Stated goal. The records should be written out in full, with nothing altered.

Data for this exercise.
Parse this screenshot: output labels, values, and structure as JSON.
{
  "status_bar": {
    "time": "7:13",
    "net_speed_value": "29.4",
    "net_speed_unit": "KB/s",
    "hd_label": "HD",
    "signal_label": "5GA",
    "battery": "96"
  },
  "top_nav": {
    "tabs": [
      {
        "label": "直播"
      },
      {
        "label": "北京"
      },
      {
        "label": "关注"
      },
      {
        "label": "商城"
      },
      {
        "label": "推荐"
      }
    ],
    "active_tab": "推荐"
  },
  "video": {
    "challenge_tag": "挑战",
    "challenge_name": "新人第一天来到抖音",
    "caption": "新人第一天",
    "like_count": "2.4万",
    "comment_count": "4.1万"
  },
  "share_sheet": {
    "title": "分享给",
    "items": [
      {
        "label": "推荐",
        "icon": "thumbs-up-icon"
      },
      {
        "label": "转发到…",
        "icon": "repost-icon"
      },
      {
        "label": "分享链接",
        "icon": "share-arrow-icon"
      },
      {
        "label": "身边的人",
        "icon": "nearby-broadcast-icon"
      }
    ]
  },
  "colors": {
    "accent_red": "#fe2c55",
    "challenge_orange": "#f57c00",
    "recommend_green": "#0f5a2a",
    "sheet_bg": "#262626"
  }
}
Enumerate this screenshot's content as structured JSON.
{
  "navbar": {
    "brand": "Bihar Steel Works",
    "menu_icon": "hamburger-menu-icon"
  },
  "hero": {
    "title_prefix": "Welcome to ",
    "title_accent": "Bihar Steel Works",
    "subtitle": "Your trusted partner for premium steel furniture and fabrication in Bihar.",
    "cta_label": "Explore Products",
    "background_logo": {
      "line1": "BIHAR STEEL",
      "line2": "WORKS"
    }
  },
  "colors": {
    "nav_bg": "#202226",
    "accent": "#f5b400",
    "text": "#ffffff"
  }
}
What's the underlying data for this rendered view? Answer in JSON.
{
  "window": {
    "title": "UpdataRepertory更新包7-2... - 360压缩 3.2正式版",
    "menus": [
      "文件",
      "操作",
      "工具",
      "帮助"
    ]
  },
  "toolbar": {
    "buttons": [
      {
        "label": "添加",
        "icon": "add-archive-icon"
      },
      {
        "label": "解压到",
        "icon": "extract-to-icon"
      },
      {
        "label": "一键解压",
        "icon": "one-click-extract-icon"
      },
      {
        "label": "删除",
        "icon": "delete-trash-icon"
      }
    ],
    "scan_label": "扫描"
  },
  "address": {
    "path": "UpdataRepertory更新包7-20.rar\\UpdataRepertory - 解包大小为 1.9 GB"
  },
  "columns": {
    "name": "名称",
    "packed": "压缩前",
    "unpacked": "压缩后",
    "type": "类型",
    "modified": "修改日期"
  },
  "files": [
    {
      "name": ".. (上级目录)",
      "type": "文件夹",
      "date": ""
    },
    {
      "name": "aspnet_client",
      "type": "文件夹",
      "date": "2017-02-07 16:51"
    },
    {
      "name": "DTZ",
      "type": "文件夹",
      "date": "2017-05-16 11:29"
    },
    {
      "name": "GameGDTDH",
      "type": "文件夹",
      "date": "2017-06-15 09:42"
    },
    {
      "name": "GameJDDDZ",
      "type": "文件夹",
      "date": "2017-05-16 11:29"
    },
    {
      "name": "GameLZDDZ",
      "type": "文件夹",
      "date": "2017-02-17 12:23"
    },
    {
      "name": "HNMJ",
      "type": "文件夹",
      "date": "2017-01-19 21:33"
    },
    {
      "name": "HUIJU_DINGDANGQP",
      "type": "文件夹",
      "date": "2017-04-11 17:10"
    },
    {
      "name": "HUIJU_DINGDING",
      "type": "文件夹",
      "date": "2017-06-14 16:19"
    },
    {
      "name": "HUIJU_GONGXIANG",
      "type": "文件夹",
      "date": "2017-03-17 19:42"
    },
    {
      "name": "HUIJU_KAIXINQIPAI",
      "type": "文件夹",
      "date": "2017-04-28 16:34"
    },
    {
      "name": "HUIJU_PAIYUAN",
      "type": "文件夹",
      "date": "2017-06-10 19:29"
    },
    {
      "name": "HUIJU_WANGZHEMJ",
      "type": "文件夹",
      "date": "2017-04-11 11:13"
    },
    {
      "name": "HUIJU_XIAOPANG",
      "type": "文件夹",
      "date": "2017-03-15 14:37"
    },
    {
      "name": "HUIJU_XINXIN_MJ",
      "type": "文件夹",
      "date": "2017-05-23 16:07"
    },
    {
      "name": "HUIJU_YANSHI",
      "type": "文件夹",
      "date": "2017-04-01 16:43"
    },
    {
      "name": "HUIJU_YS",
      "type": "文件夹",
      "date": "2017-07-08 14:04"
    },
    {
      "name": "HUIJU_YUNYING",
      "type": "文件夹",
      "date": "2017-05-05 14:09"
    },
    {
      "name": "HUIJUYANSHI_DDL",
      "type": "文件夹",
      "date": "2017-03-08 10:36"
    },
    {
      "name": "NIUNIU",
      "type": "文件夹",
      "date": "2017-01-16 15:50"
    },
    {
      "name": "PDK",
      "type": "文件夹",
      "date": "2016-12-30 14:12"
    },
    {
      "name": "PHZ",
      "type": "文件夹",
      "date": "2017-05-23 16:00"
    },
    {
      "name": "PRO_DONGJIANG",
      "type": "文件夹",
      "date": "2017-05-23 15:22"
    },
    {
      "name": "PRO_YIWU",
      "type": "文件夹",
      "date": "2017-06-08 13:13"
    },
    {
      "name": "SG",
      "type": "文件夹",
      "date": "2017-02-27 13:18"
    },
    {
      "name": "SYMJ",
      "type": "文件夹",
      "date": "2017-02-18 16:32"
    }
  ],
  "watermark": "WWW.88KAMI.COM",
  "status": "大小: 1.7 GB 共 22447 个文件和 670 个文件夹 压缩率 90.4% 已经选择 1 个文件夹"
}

Output for this exercise.
Parse this screenshot: output labels, values, and structure as JSON.
{
  "status_bar": {
    "time": "7:13",
    "net_speed_value": "29.4",
    "net_speed_unit": "KB/s",
    "hd_label": "HD",
    "signal_label": "5GA",
    "battery": "96"
  },
  "top_nav": {
    "tabs": [
      {
        "label": "直播"
      },
      {
        "label": "北京"
      },
      {
        "label": "关注"
      },
      {
        "label": "商城"
      },
      {
        "label": "推荐"
      }
    ],
    "active_tab": "推荐"
  },
  "video": {
    "challenge_tag": "挑战",
    "challenge_name": "新人第一天来到抖音",
    "caption": "新人第一天",
    "like_count": "2.4万",
    "comment_count": "4.1万"
  },
  "share_sheet": {
    "title": "分享给",
    "items": [
      {
        "label": "推荐",
        "icon": "thumbs-up-icon"
      },
      {
        "label": "转发到…",
        "icon": "repost-icon"
      },
      {
        "label": "分享链接",
        "icon": "share-arrow-icon"
      },
      {
        "label": "身边的人",
        "icon": "nearby-broadcast-icon"
      }
    ]
  },
  "colors": {
    "accent_red": "#fe2c55",
    "challenge_orange": "#f57c00",
    "recommend_green": "#0f5a2a",
    "sheet_bg": "#262626"
  }
}
Enumerate this screenshot's content as structured JSON.
{
  "navbar": {
    "brand": "Bihar Steel Works",
    "menu_icon": "hamburger-menu-icon"
  },
  "hero": {
    "title_prefix": "Welcome to ",
    "title_accent": "Bihar Steel Works",
    "subtitle": "Your trusted partner for premium steel furniture and fabrication in Bihar.",
    "cta_label": "Explore Products",
    "background_logo": {
      "line1": "BIHAR STEEL",
      "line2": "WORKS"
    }
  },
  "colors": {
    "nav_bg": "#202226",
    "accent": "#f5b400",
    "text": "#ffffff"
  }
}
What's the underlying data for this rendered view? Answer in JSON.
{
  "window": {
    "title": "UpdataRepertory更新包7-2... - 360压缩 3.2正式版",
    "menus": [
      "文件",
      "操作",
      "工具",
      "帮助"
    ]
  },
  "toolbar": {
    "buttons": [
      {
        "label": "添加",
        "icon": "add-archive-icon"
      },
      {
        "label": "解压到",
        "icon": "extract-to-icon"
      },
      {
        "label": "一键解压",
        "icon": "one-click-extract-icon"
      },
      {
        "label": "删除",
        "icon": "delete-trash-icon"
      }
    ],
    "scan_label": "扫描"
  },
  "address": {
    "path": "UpdataRepertory更新包7-20.rar\\UpdataRepertory - 解包大小为 1.9 GB"
  },
  "columns": {
    "name": "名称",
    "packed": "压缩前",
    "unpacked": "压缩后",
    "type": "类型",
    "modified": "修改日期"
  },
  "files": [
    {
      "name": ".. (上级目录)",
      "type": "文件夹",
      "date": ""
    },
    {
      "name": "aspnet_client",
      "type": "文件夹",
      "date": "2017-02-07 16:51"
    },
    {
      "name": "DTZ",
      "type": "文件夹",
      "date": "2017-05-16 11:29"
    },
    {
      "name": "GameGDTDH",
      "type": "文件夹",
      "date": "2017-06-15 09:42"
    },
    {
      "name": "GameJDDDZ",
      "type": "文件夹",
      "date": "2017-05-16 11:29"
    },
    {
      "name": "GameLZDDZ",
      "type": "文件夹",
      "date": "2017-02-17 12:23"
    },
    {
      "name": "HNMJ",
      "type": "文件夹",
      "date": "2017-01-19 21:33"
    },
    {
      "name": "HUIJU_DINGDANGQP",
      "type": "文件夹",
      "date": "2017-04-11 17:10"
    },
    {
      "name": "HUIJU_DINGDING",
      "type": "文件夹",
      "date": "2017-06-14 16:19"
    },
    {
      "name": "HUIJU_GONGXIANG",
      "type": "文件夹",
      "date": "2017-03-17 19:42"
    },
    {
      "name": "HUIJU_KAIXINQIPAI",
      "type": "文件夹",
      "date": "2017-04-28 16:34"
    },
    {
      "name": "HUIJU_PAIYUAN",
      "type": "文件夹",
      "date": "2017-06-10 19:29"
    },
    {
      "name": "HUIJU_WANGZHEMJ",
      "type": "文件夹",
      "date": "2017-04-11 11:13"
    },
    {
      "name": "HUIJU_XIAOPANG",
      "type": "文件夹",
      "date": "2017-03-15 14:37"
    },
    {
      "name": "HUIJU_XINXIN_MJ",
      "type": "文件夹",
      "date": "2017-05-23 16:07"
    },
    {
      "name": "HUIJU_YANSHI",
      "type": "文件夹",
      "date": "2017-04-01 16:43"
    },
    {
      "name": "HUIJU_YS",
      "type": "文件夹",
      "date": "2017-07-08 14:04"
    },
    {
      "name": "HUIJU_YUNYING",
      "type": "文件夹",
      "date": "2017-05-05 14:09"
    },
    {
      "name": "HUIJUYANSHI_DDL",
      "type": "文件夹",
      "date": "2017-03-08 10:36"
    },
    {
      "name": "NIUNIU",
      "type": "文件夹",
      "date": "2017-01-16 15:50"
    },
    {
      "name": "PDK",
      "type": "文件夹",
      "date": "2016-12-30 14:12"
    },
    {
      "name": "PHZ",
      "type": "文件夹",
      "date": "2017-05-23 16:00"
    },
    {
      "name": "PRO_DONGJIANG",
      "type": "文件夹",
      "date": "2017-05-23 15:22"
    },
    {
      "name": "PRO_YIWU",
      "type": "文件夹",
      "date": "2017-06-08 13:13"
    },
    {
      "name": "SG",
      "type": "文件夹",
      "date": "2017-02-27 13:18"
    },
    {
      "name": "SYMJ",
      "type": "文件夹",
      "date": "2017-02-18 16:32"
    }
  ],
  "watermark": "WWW.88KAMI.COM",
  "status": "大小: 1.7 GB 共 22447 个文件和 670 个文件夹 压缩率 90.4% 已经选择 1 个文件夹"
}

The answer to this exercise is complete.